*MATERIAL TO PROCESS:*
* Begin *

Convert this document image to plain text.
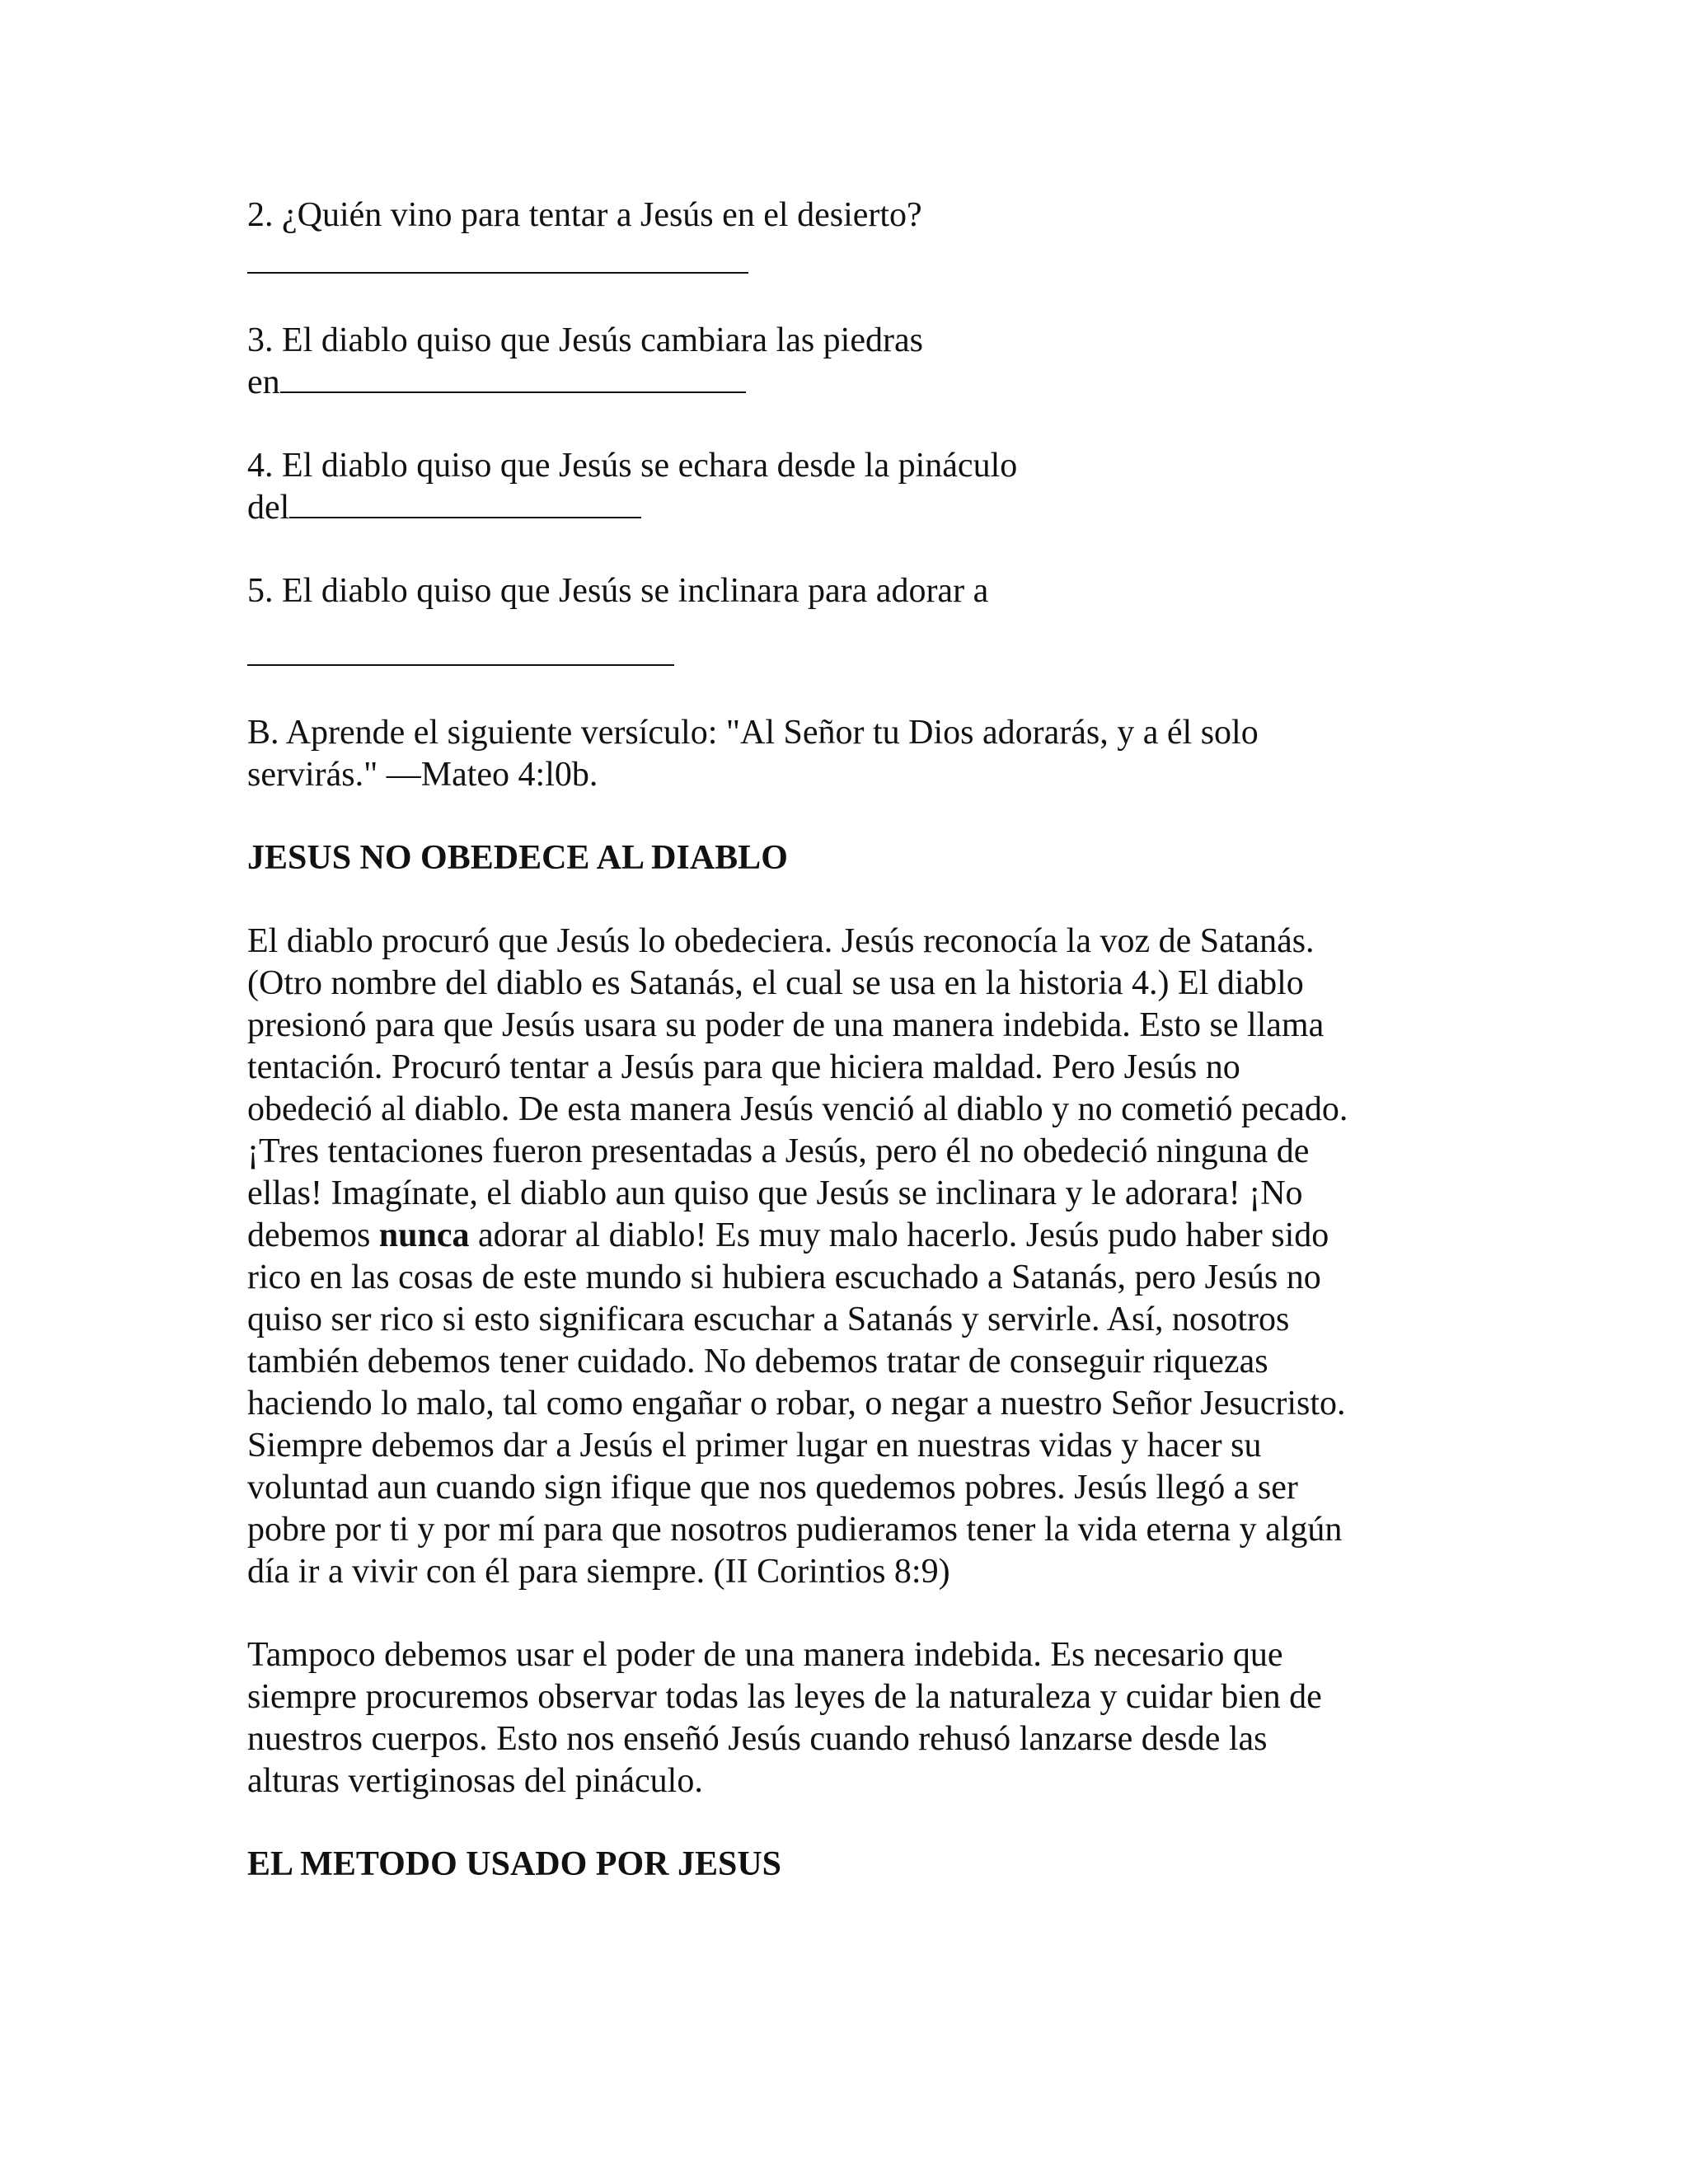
2. ¿Quién vino para tentar a Jesús en el desierto?
3. El diablo quiso que Jesús cambiara las piedras
en
4. El diablo quiso que Jesús se echara desde la pináculo
del
5. El diablo quiso que Jesús se inclinara para adorar a
B. Aprende el siguiente versículo: "Al Señor tu Dios adorarás, y a él solo
servirás." —Mateo 4:l0b.
JESUS NO OBEDECE AL DIABLO
El diablo procuró que Jesús lo obedeciera. Jesús reconocía la voz de Satanás.
(Otro nombre del diablo es Satanás, el cual se usa en la historia 4.) El diablo
presionó para que Jesús usara su poder de una manera indebida. Esto se llama
tentación. Procuró tentar a Jesús para que hiciera maldad. Pero Jesús no
obedeció al diablo. De esta manera Jesús venció al diablo y no cometió pecado.
¡Tres tentaciones fueron presentadas a Jesús, pero él no obedeció ninguna de
ellas! Imagínate, el diablo aun quiso que Jesús se inclinara y le adorara! ¡No
debemos nunca adorar al diablo! Es muy malo hacerlo. Jesús pudo haber sido
rico en las cosas de este mundo si hubiera escuchado a Satanás, pero Jesús no
quiso ser rico si esto significara escuchar a Satanás y servirle. Así, nosotros
también debemos tener cuidado. No debemos tratar de conseguir riquezas
haciendo lo malo, tal como engañar o robar, o negar a nuestro Señor Jesucristo.
Siempre debemos dar a Jesús el primer lugar en nuestras vidas y hacer su
voluntad aun cuando sign ifique que nos quedemos pobres. Jesús llegó a ser
pobre por ti y por mí para que nosotros pudieramos tener la vida eterna y algún
día ir a vivir con él para siempre. (II Corintios 8:9)
Tampoco debemos usar el poder de una manera indebida. Es necesario que
siempre procuremos observar todas las leyes de la naturaleza y cuidar bien de
nuestros cuerpos. Esto nos enseñó Jesús cuando rehusó lanzarse desde las
alturas vertiginosas del pináculo.
EL METODO USADO POR JESUS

* End *

*YOUR OBJECTIVE:*
Excluding the pictures, restate the records above word for word.

*EXERCISE RESPONSE:*
Convert this document image to plain text.
2. ¿Quién vino para tentar a Jesús en el desierto?
3. El diablo quiso que Jesús cambiara las piedras
en
4. El diablo quiso que Jesús se echara desde la pináculo
del
5. El diablo quiso que Jesús se inclinara para adorar a
B. Aprende el siguiente versículo: "Al Señor tu Dios adorarás, y a él solo
servirás." —Mateo 4:l0b.
JESUS NO OBEDECE AL DIABLO
El diablo procuró que Jesús lo obedeciera. Jesús reconocía la voz de Satanás.
(Otro nombre del diablo es Satanás, el cual se usa en la historia 4.) El diablo
presionó para que Jesús usara su poder de una manera indebida. Esto se llama
tentación. Procuró tentar a Jesús para que hiciera maldad. Pero Jesús no
obedeció al diablo. De esta manera Jesús venció al diablo y no cometió pecado.
¡Tres tentaciones fueron presentadas a Jesús, pero él no obedeció ninguna de
ellas! Imagínate, el diablo aun quiso que Jesús se inclinara y le adorara! ¡No
debemos nunca adorar al diablo! Es muy malo hacerlo. Jesús pudo haber sido
rico en las cosas de este mundo si hubiera escuchado a Satanás, pero Jesús no
quiso ser rico si esto significara escuchar a Satanás y servirle. Así, nosotros
también debemos tener cuidado. No debemos tratar de conseguir riquezas
haciendo lo malo, tal como engañar o robar, o negar a nuestro Señor Jesucristo.
Siempre debemos dar a Jesús el primer lugar en nuestras vidas y hacer su
voluntad aun cuando sign ifique que nos quedemos pobres. Jesús llegó a ser
pobre por ti y por mí para que nosotros pudieramos tener la vida eterna y algún
día ir a vivir con él para siempre. (II Corintios 8:9)
Tampoco debemos usar el poder de una manera indebida. Es necesario que
siempre procuremos observar todas las leyes de la naturaleza y cuidar bien de
nuestros cuerpos. Esto nos enseñó Jesús cuando rehusó lanzarse desde las
alturas vertiginosas del pináculo.
EL METODO USADO POR JESUS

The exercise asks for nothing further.